Work to complete: Repeat the material exactly as it appears.

== == ==

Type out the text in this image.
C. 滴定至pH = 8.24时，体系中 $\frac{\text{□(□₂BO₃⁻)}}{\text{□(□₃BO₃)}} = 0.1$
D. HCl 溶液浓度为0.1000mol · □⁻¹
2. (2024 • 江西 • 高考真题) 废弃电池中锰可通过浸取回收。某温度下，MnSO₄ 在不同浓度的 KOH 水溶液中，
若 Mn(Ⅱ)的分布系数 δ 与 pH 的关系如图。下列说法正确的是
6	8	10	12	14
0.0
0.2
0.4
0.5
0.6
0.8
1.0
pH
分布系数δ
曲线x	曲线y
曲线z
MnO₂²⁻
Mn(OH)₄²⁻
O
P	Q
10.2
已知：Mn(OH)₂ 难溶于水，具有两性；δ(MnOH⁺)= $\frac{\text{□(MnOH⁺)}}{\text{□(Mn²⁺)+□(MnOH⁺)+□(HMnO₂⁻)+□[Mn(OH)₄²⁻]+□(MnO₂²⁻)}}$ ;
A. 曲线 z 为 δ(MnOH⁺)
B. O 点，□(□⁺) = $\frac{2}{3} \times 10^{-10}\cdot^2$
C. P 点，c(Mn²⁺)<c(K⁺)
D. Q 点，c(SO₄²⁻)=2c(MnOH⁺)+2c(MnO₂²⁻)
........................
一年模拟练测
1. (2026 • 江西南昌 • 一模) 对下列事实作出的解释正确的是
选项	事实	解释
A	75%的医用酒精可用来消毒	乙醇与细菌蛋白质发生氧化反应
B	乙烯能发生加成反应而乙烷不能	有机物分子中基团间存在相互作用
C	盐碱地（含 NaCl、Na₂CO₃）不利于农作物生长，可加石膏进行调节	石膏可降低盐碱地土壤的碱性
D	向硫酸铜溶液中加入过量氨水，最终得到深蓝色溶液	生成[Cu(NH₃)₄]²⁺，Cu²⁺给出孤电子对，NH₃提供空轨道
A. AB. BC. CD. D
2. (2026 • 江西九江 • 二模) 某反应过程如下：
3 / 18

== == ==

Response below:
Type out the text in this image.
C. 滴定至pH = 8.24时，体系中 $\frac{\text{□(□₂BO₃⁻)}}{\text{□(□₃BO₃)}} = 0.1$
D. HCl 溶液浓度为0.1000mol · □⁻¹
2. (2024 • 江西 • 高考真题) 废弃电池中锰可通过浸取回收。某温度下，MnSO₄ 在不同浓度的 KOH 水溶液中，
若 Mn(Ⅱ)的分布系数 δ 与 pH 的关系如图。下列说法正确的是
6	8	10	12	14
0.0
0.2
0.4
0.5
0.6
0.8
1.0
pH
分布系数δ
曲线x	曲线y
曲线z
MnO₂²⁻
Mn(OH)₄²⁻
O
P	Q
10.2
已知：Mn(OH)₂ 难溶于水，具有两性；δ(MnOH⁺)= $\frac{\text{□(MnOH⁺)}}{\text{□(Mn²⁺)+□(MnOH⁺)+□(HMnO₂⁻)+□[Mn(OH)₄²⁻]+□(MnO₂²⁻)}}$ ;
A. 曲线 z 为 δ(MnOH⁺)
B. O 点，□(□⁺) = $\frac{2}{3} \times 10^{-10}\cdot^2$
C. P 点，c(Mn²⁺)<c(K⁺)
D. Q 点，c(SO₄²⁻)=2c(MnOH⁺)+2c(MnO₂²⁻)
........................
一年模拟练测
1. (2026 • 江西南昌 • 一模) 对下列事实作出的解释正确的是
选项	事实	解释
A	75%的医用酒精可用来消毒	乙醇与细菌蛋白质发生氧化反应
B	乙烯能发生加成反应而乙烷不能	有机物分子中基团间存在相互作用
C	盐碱地（含 NaCl、Na₂CO₃）不利于农作物生长，可加石膏进行调节	石膏可降低盐碱地土壤的碱性
D	向硫酸铜溶液中加入过量氨水，最终得到深蓝色溶液	生成[Cu(NH₃)₄]²⁺，Cu²⁺给出孤电子对，NH₃提供空轨道
A. AB. BC. CD. D
2. (2026 • 江西九江 • 二模) 某反应过程如下：
3 / 18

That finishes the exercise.